Restate, word for word, every line of the data.

(Items from a dataset)
'''
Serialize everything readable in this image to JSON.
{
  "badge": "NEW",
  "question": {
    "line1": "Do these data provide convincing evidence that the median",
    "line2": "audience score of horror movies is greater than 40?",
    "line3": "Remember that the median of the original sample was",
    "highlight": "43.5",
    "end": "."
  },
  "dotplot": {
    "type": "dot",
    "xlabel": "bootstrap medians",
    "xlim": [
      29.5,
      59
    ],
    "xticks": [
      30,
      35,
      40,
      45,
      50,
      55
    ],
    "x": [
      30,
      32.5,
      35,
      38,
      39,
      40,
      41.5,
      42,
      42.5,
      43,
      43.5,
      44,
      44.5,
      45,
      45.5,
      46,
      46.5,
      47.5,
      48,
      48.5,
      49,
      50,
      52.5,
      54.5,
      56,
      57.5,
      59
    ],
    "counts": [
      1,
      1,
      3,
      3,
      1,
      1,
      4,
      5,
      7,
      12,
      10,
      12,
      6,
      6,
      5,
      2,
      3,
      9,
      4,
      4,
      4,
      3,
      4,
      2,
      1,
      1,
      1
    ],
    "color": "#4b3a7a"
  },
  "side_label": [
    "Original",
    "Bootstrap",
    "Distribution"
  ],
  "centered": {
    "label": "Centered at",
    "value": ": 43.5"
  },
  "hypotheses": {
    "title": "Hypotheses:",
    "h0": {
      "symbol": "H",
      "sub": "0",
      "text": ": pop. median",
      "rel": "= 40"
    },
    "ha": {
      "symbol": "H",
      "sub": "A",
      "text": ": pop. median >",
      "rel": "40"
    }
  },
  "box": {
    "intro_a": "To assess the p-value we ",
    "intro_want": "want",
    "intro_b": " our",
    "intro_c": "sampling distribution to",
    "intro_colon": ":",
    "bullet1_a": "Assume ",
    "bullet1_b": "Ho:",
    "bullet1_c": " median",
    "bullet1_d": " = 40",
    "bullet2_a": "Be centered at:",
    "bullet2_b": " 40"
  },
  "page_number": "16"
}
'''
● ANSWER IN FULL:
Serialize everything readable in this image to JSON.
{
  "badge": "NEW",
  "question": {
    "line1": "Do these data provide convincing evidence that the median",
    "line2": "audience score of horror movies is greater than 40?",
    "line3": "Remember that the median of the original sample was",
    "highlight": "43.5",
    "end": "."
  },
  "dotplot": {
    "type": "dot",
    "xlabel": "bootstrap medians",
    "xlim": [
      29.5,
      59
    ],
    "xticks": [
      30,
      35,
      40,
      45,
      50,
      55
    ],
    "x": [
      30,
      32.5,
      35,
      38,
      39,
      40,
      41.5,
      42,
      42.5,
      43,
      43.5,
      44,
      44.5,
      45,
      45.5,
      46,
      46.5,
      47.5,
      48,
      48.5,
      49,
      50,
      52.5,
      54.5,
      56,
      57.5,
      59
    ],
    "counts": [
      1,
      1,
      3,
      3,
      1,
      1,
      4,
      5,
      7,
      12,
      10,
      12,
      6,
      6,
      5,
      2,
      3,
      9,
      4,
      4,
      4,
      3,
      4,
      2,
      1,
      1,
      1
    ],
    "color": "#4b3a7a"
  },
  "side_label": [
    "Original",
    "Bootstrap",
    "Distribution"
  ],
  "centered": {
    "label": "Centered at",
    "value": ": 43.5"
  },
  "hypotheses": {
    "title": "Hypotheses:",
    "h0": {
      "symbol": "H",
      "sub": "0",
      "text": ": pop. median",
      "rel": "= 40"
    },
    "ha": {
      "symbol": "H",
      "sub": "A",
      "text": ": pop. median >",
      "rel": "40"
    }
  },
  "box": {
    "intro_a": "To assess the p-value we ",
    "intro_want": "want",
    "intro_b": " our",
    "intro_c": "sampling distribution to",
    "intro_colon": ":",
    "bullet1_a": "Assume ",
    "bullet1_b": "Ho:",
    "bullet1_c": " median",
    "bullet1_d": " = 40",
    "bullet2_a": "Be centered at:",
    "bullet2_b": " 40"
  },
  "page_number": "16"
}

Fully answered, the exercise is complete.